- To do
Print the data that follows exactly.

- Supplied material
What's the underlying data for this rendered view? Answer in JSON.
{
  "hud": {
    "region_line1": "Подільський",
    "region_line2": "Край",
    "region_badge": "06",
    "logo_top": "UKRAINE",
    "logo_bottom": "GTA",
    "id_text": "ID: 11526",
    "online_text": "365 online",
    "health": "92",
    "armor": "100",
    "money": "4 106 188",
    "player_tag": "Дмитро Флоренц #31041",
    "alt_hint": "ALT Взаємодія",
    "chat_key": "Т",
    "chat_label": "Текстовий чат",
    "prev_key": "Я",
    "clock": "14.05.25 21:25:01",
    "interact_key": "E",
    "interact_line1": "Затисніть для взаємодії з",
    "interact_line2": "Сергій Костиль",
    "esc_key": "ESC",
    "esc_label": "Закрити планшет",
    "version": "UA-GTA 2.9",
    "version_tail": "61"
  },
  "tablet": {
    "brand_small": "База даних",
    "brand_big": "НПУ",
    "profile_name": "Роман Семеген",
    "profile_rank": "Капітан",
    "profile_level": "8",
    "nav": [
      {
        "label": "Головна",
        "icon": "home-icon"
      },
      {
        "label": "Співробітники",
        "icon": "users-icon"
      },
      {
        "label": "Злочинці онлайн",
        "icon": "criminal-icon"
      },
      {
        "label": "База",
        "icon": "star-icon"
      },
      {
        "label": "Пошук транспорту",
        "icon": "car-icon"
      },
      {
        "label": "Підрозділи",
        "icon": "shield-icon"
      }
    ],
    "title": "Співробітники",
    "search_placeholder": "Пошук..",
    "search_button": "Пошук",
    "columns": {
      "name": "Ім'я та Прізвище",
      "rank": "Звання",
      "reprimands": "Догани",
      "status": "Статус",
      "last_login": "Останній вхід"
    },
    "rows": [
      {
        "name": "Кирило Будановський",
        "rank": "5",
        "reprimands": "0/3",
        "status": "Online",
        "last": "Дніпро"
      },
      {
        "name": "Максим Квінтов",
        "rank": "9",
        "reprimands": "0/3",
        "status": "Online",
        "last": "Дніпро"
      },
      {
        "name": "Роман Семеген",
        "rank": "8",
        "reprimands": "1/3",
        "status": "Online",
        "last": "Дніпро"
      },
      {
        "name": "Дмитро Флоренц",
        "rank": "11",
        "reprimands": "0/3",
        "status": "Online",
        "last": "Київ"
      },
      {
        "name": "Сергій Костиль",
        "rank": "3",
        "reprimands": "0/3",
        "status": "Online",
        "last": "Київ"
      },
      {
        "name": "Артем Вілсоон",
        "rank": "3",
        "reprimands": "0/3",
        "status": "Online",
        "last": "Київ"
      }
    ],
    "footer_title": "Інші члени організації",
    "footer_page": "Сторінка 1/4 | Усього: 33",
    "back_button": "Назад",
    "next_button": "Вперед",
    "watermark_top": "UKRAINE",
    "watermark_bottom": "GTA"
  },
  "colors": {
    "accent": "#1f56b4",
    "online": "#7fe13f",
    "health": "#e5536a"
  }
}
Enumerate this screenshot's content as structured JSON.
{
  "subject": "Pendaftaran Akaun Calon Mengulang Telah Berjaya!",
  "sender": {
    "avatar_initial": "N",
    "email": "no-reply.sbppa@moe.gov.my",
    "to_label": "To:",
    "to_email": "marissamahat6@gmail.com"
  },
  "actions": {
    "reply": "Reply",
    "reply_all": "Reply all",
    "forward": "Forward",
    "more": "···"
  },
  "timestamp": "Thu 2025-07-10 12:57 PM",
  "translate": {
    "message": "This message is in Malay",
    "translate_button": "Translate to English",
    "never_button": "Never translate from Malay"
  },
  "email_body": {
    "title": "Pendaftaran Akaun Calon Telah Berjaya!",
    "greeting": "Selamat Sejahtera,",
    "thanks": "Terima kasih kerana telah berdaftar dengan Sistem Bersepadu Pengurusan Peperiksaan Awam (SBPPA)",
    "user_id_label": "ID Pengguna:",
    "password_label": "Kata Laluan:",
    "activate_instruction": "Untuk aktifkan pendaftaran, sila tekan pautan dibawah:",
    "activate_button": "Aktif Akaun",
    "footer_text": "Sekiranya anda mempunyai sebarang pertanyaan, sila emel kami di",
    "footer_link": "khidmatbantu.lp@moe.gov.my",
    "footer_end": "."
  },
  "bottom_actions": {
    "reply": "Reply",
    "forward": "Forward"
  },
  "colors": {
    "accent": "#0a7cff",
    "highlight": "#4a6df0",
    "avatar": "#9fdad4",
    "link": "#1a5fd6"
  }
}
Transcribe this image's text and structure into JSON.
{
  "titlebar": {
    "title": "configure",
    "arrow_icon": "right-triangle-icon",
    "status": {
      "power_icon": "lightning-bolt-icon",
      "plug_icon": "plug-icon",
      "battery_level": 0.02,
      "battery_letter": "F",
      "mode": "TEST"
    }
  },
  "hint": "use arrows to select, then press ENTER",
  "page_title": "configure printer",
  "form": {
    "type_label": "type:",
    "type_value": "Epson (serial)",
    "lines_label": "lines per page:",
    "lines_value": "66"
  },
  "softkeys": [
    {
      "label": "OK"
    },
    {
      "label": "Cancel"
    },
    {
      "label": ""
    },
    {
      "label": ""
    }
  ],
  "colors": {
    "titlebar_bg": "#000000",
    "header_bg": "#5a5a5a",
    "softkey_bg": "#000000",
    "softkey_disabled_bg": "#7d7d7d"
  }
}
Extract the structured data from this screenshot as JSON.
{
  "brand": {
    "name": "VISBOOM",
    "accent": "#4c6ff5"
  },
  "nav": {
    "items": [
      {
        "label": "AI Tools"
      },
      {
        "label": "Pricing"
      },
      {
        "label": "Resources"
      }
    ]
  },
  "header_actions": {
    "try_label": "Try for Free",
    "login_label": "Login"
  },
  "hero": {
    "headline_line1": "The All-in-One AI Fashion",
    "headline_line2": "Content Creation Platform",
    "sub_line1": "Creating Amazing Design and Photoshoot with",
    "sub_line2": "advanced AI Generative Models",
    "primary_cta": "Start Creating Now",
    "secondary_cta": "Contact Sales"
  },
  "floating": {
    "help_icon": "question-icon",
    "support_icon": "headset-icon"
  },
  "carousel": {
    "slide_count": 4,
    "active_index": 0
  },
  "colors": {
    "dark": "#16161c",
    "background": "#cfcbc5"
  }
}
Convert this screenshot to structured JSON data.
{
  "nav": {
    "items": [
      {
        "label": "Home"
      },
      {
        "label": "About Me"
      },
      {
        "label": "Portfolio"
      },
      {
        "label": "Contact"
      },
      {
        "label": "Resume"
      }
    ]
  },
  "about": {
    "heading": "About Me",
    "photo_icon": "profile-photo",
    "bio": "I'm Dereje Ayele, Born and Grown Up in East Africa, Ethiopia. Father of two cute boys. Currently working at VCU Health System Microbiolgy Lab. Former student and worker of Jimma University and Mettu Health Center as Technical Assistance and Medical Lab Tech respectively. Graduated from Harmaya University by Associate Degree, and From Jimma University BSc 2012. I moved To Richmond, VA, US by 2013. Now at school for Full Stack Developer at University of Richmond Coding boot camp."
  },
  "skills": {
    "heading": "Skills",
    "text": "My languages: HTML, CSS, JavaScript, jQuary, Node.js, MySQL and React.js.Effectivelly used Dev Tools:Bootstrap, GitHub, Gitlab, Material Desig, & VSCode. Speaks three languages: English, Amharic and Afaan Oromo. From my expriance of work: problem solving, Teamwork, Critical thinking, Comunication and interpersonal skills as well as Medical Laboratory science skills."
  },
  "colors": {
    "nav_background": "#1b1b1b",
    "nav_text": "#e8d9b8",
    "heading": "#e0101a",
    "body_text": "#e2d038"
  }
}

- Response to the exercise
What's the underlying data for this rendered view? Answer in JSON.
{
  "hud": {
    "region_line1": "Подільський",
    "region_line2": "Край",
    "region_badge": "06",
    "logo_top": "UKRAINE",
    "logo_bottom": "GTA",
    "id_text": "ID: 11526",
    "online_text": "365 online",
    "health": "92",
    "armor": "100",
    "money": "4 106 188",
    "player_tag": "Дмитро Флоренц #31041",
    "alt_hint": "ALT Взаємодія",
    "chat_key": "Т",
    "chat_label": "Текстовий чат",
    "prev_key": "Я",
    "clock": "14.05.25 21:25:01",
    "interact_key": "E",
    "interact_line1": "Затисніть для взаємодії з",
    "interact_line2": "Сергій Костиль",
    "esc_key": "ESC",
    "esc_label": "Закрити планшет",
    "version": "UA-GTA 2.9",
    "version_tail": "61"
  },
  "tablet": {
    "brand_small": "База даних",
    "brand_big": "НПУ",
    "profile_name": "Роман Семеген",
    "profile_rank": "Капітан",
    "profile_level": "8",
    "nav": [
      {
        "label": "Головна",
        "icon": "home-icon"
      },
      {
        "label": "Співробітники",
        "icon": "users-icon"
      },
      {
        "label": "Злочинці онлайн",
        "icon": "criminal-icon"
      },
      {
        "label": "База",
        "icon": "star-icon"
      },
      {
        "label": "Пошук транспорту",
        "icon": "car-icon"
      },
      {
        "label": "Підрозділи",
        "icon": "shield-icon"
      }
    ],
    "title": "Співробітники",
    "search_placeholder": "Пошук..",
    "search_button": "Пошук",
    "columns": {
      "name": "Ім'я та Прізвище",
      "rank": "Звання",
      "reprimands": "Догани",
      "status": "Статус",
      "last_login": "Останній вхід"
    },
    "rows": [
      {
        "name": "Кирило Будановський",
        "rank": "5",
        "reprimands": "0/3",
        "status": "Online",
        "last": "Дніпро"
      },
      {
        "name": "Максим Квінтов",
        "rank": "9",
        "reprimands": "0/3",
        "status": "Online",
        "last": "Дніпро"
      },
      {
        "name": "Роман Семеген",
        "rank": "8",
        "reprimands": "1/3",
        "status": "Online",
        "last": "Дніпро"
      },
      {
        "name": "Дмитро Флоренц",
        "rank": "11",
        "reprimands": "0/3",
        "status": "Online",
        "last": "Київ"
      },
      {
        "name": "Сергій Костиль",
        "rank": "3",
        "reprimands": "0/3",
        "status": "Online",
        "last": "Київ"
      },
      {
        "name": "Артем Вілсоон",
        "rank": "3",
        "reprimands": "0/3",
        "status": "Online",
        "last": "Київ"
      }
    ],
    "footer_title": "Інші члени організації",
    "footer_page": "Сторінка 1/4 | Усього: 33",
    "back_button": "Назад",
    "next_button": "Вперед",
    "watermark_top": "UKRAINE",
    "watermark_bottom": "GTA"
  },
  "colors": {
    "accent": "#1f56b4",
    "online": "#7fe13f",
    "health": "#e5536a"
  }
}
Enumerate this screenshot's content as structured JSON.
{
  "subject": "Pendaftaran Akaun Calon Mengulang Telah Berjaya!",
  "sender": {
    "avatar_initial": "N",
    "email": "no-reply.sbppa@moe.gov.my",
    "to_label": "To:",
    "to_email": "marissamahat6@gmail.com"
  },
  "actions": {
    "reply": "Reply",
    "reply_all": "Reply all",
    "forward": "Forward",
    "more": "···"
  },
  "timestamp": "Thu 2025-07-10 12:57 PM",
  "translate": {
    "message": "This message is in Malay",
    "translate_button": "Translate to English",
    "never_button": "Never translate from Malay"
  },
  "email_body": {
    "title": "Pendaftaran Akaun Calon Telah Berjaya!",
    "greeting": "Selamat Sejahtera,",
    "thanks": "Terima kasih kerana telah berdaftar dengan Sistem Bersepadu Pengurusan Peperiksaan Awam (SBPPA)",
    "user_id_label": "ID Pengguna:",
    "password_label": "Kata Laluan:",
    "activate_instruction": "Untuk aktifkan pendaftaran, sila tekan pautan dibawah:",
    "activate_button": "Aktif Akaun",
    "footer_text": "Sekiranya anda mempunyai sebarang pertanyaan, sila emel kami di",
    "footer_link": "khidmatbantu.lp@moe.gov.my",
    "footer_end": "."
  },
  "bottom_actions": {
    "reply": "Reply",
    "forward": "Forward"
  },
  "colors": {
    "accent": "#0a7cff",
    "highlight": "#4a6df0",
    "avatar": "#9fdad4",
    "link": "#1a5fd6"
  }
}
Transcribe this image's text and structure into JSON.
{
  "titlebar": {
    "title": "configure",
    "arrow_icon": "right-triangle-icon",
    "status": {
      "power_icon": "lightning-bolt-icon",
      "plug_icon": "plug-icon",
      "battery_level": 0.02,
      "battery_letter": "F",
      "mode": "TEST"
    }
  },
  "hint": "use arrows to select, then press ENTER",
  "page_title": "configure printer",
  "form": {
    "type_label": "type:",
    "type_value": "Epson (serial)",
    "lines_label": "lines per page:",
    "lines_value": "66"
  },
  "softkeys": [
    {
      "label": "OK"
    },
    {
      "label": "Cancel"
    },
    {
      "label": ""
    },
    {
      "label": ""
    }
  ],
  "colors": {
    "titlebar_bg": "#000000",
    "header_bg": "#5a5a5a",
    "softkey_bg": "#000000",
    "softkey_disabled_bg": "#7d7d7d"
  }
}
Extract the structured data from this screenshot as JSON.
{
  "brand": {
    "name": "VISBOOM",
    "accent": "#4c6ff5"
  },
  "nav": {
    "items": [
      {
        "label": "AI Tools"
      },
      {
        "label": "Pricing"
      },
      {
        "label": "Resources"
      }
    ]
  },
  "header_actions": {
    "try_label": "Try for Free",
    "login_label": "Login"
  },
  "hero": {
    "headline_line1": "The All-in-One AI Fashion",
    "headline_line2": "Content Creation Platform",
    "sub_line1": "Creating Amazing Design and Photoshoot with",
    "sub_line2": "advanced AI Generative Models",
    "primary_cta": "Start Creating Now",
    "secondary_cta": "Contact Sales"
  },
  "floating": {
    "help_icon": "question-icon",
    "support_icon": "headset-icon"
  },
  "carousel": {
    "slide_count": 4,
    "active_index": 0
  },
  "colors": {
    "dark": "#16161c",
    "background": "#cfcbc5"
  }
}
Convert this screenshot to structured JSON data.
{
  "nav": {
    "items": [
      {
        "label": "Home"
      },
      {
        "label": "About Me"
      },
      {
        "label": "Portfolio"
      },
      {
        "label": "Contact"
      },
      {
        "label": "Resume"
      }
    ]
  },
  "about": {
    "heading": "About Me",
    "photo_icon": "profile-photo",
    "bio": "I'm Dereje Ayele, Born and Grown Up in East Africa, Ethiopia. Father of two cute boys. Currently working at VCU Health System Microbiolgy Lab. Former student and worker of Jimma University and Mettu Health Center as Technical Assistance and Medical Lab Tech respectively. Graduated from Harmaya University by Associate Degree, and From Jimma University BSc 2012. I moved To Richmond, VA, US by 2013. Now at school for Full Stack Developer at University of Richmond Coding boot camp."
  },
  "skills": {
    "heading": "Skills",
    "text": "My languages: HTML, CSS, JavaScript, jQuary, Node.js, MySQL and React.js.Effectivelly used Dev Tools:Bootstrap, GitHub, Gitlab, Material Desig, & VSCode. Speaks three languages: English, Amharic and Afaan Oromo. From my expriance of work: problem solving, Teamwork, Critical thinking, Comunication and interpersonal skills as well as Medical Laboratory science skills."
  },
  "colors": {
    "nav_background": "#1b1b1b",
    "nav_text": "#e8d9b8",
    "heading": "#e0101a",
    "body_text": "#e2d038"
  }
}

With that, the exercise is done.